## Stated problem
Copy out each line below that has the word "Marie" in it.

## Exercise materials
╭──

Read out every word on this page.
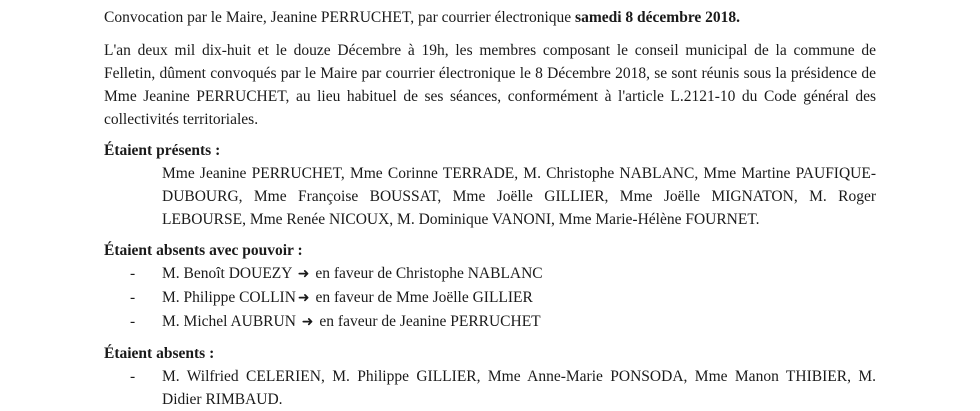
Convocation par le Maire, Jeanine PERRUCHET, par courrier électronique samedi 8 décembre 2018.

L'an deux mil dix-huit et le douze Décembre à 19h, les membres composant le conseil municipal de la commune de Felletin, dûment convoqués par le Maire par courrier électronique le 8 Décembre 2018, se sont réunis sous la présidence de Mme Jeanine PERRUCHET, au lieu habituel de ses séances, conformément à l'article L.2121-10 du Code général des collectivités territoriales.

Étaient présents :

Mme Jeanine PERRUCHET, Mme Corinne TERRADE, M. Christophe NABLANC, Mme Martine PAUFIQUE-DUBOURG, Mme Françoise BOUSSAT, Mme Joëlle GILLIER, Mme Joëlle MIGNATON, M. Roger LEBOURSE, Mme Renée NICOUX, M. Dominique VANONI, Mme Marie-Hélène FOURNET.

Étaient absents avec pouvoir :

- M. Benoît DOUEZY ➜ en faveur de Christophe NABLANC
- M. Philippe COLLIN ➜ en faveur de Mme Joëlle GILLIER
- M. Michel AUBRUN ➜ en faveur de Jeanine PERRUCHET

Étaient absents :

- M. Wilfried CELERIEN, M. Philippe GILLIER, Mme Anne-Marie PONSODA, Mme Manon THIBIER, M. Didier RIMBAUD.
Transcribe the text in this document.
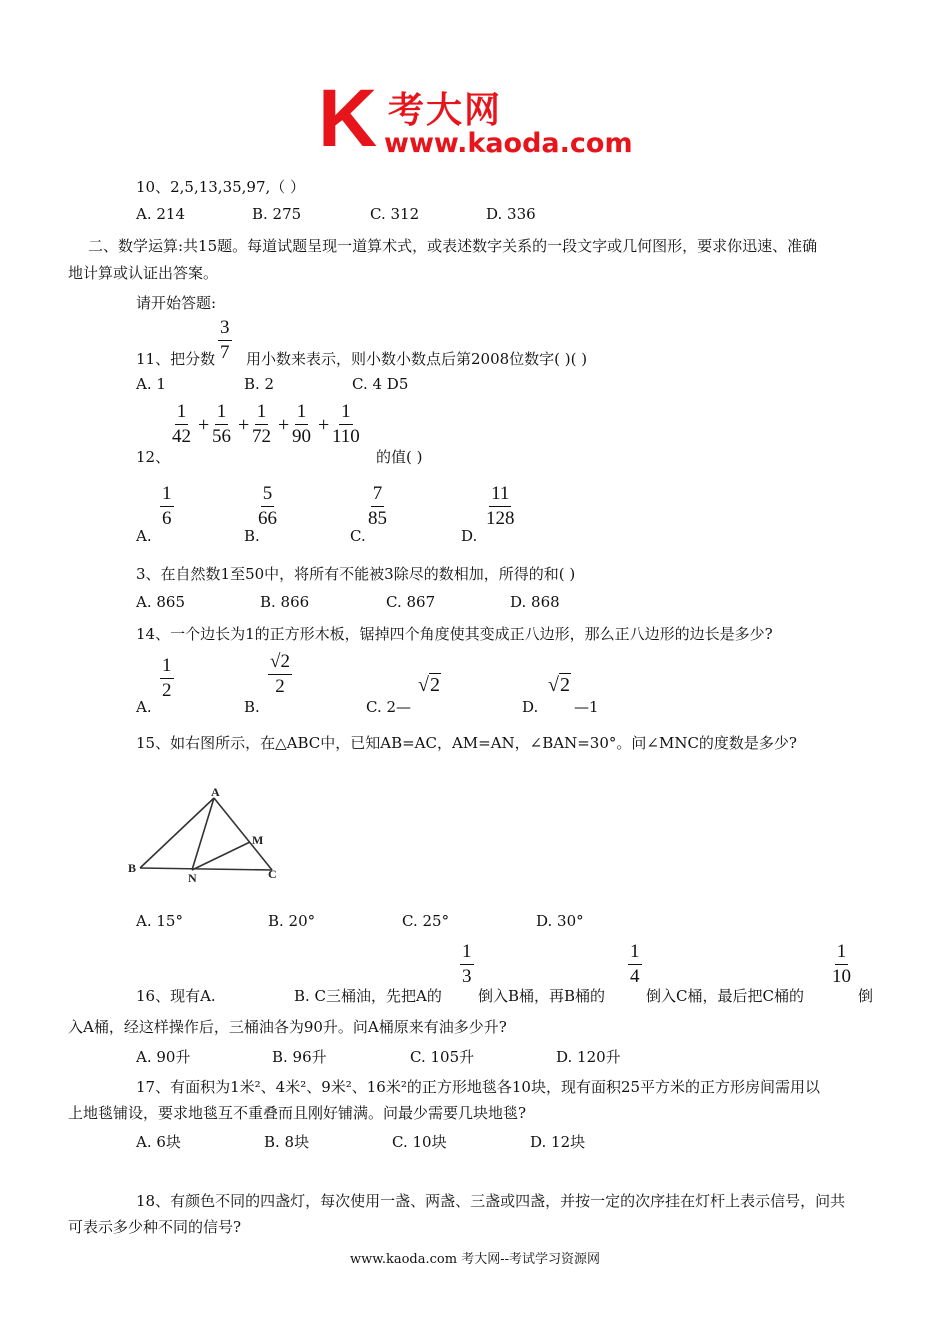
K 考大网
www.kaoda.com
10、2,5,13,35,97,（ ）
A. 214	B. 275	C. 312	D. 336
二、数学运算:共15题。每道试题呈现一道算术式，或表述数字关系的一段文字或几何图形，要求你迅速、准确
地计算或认证出答案。
请开始答题:
11、把分数 $\frac{3}{7}$ 用小数来表示，则小数小数点后第2008位数字( )( )
A. 1	B. 2	C. 4 D5
$\frac{1}{42} + \frac{1}{56} + \frac{1}{72} + \frac{1}{90} + \frac{1}{110}$
12、	的值( )
$\frac{1}{6}$
A.
$\frac{5}{66}$
B.
$\frac{7}{85}$
C.
$\frac{11}{128}$
D.
3、在自然数1至50中，将所有不能被3除尽的数相加，所得的和( )
A. 865	B. 866	C. 867	D. 868
14、一个边长为1的正方形木板，锯掉四个角度使其变成正八边形，那么正八边形的边长是多少?
$\frac{1}{2}$
A.
$\frac{√2}{2}$
B.	C. 2—
√2
D.
√2
—1
15、如右图所示，在△ABC中，已知AB=AC，AM=AN，∠BAN=30°。问∠MNC的度数是多少?
A
B	C
M
N
A. 15°	B. 20°	C. 25°	D. 30°
$\frac{1}{3}$	$\frac{1}{4}$	$\frac{1}{10}$
16、现有A.	B. C三桶油，先把A的 倒入B桶，再B桶的	倒入C桶，最后把C桶的	倒
入A桶，经这样操作后，三桶油各为90升。问A桶原来有油多少升?
A. 90升	B. 96升	C. 105升	D. 120升
17、有面积为1米²、4米²、9米²、16米²的正方形地毯各10块，现有面积25平方米的正方形房间需用以
上地毯铺设，要求地毯互不重叠而且刚好铺满。问最少需要几块地毯?
A. 6块	B. 8块	C. 10块	D. 12块
18、有颜色不同的四盏灯，每次使用一盏、两盏、三盏或四盏，并按一定的次序挂在灯杆上表示信号，问共
可表示多少种不同的信号?
www.kaoda.com 考大网--考试学习资源网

╰──

## Answer for this exercise
Mme Jeanine PERRUCHET, Mme Corinne TERRADE, M. Christophe NABLANC, Mme Martine PAUFIQUE-DUBOURG, Mme Françoise BOUSSAT, Mme Joëlle GILLIER, Mme Joëlle MIGNATON, M. Roger LEBOURSE, Mme Renée NICOUX, M. Dominique VANONI, Mme Marie-Hélène FOURNET.
- M. Wilfried CELERIEN, M. Philippe GILLIER, Mme Anne-Marie PONSODA, Mme Manon THIBIER, M. Didier RIMBAUD.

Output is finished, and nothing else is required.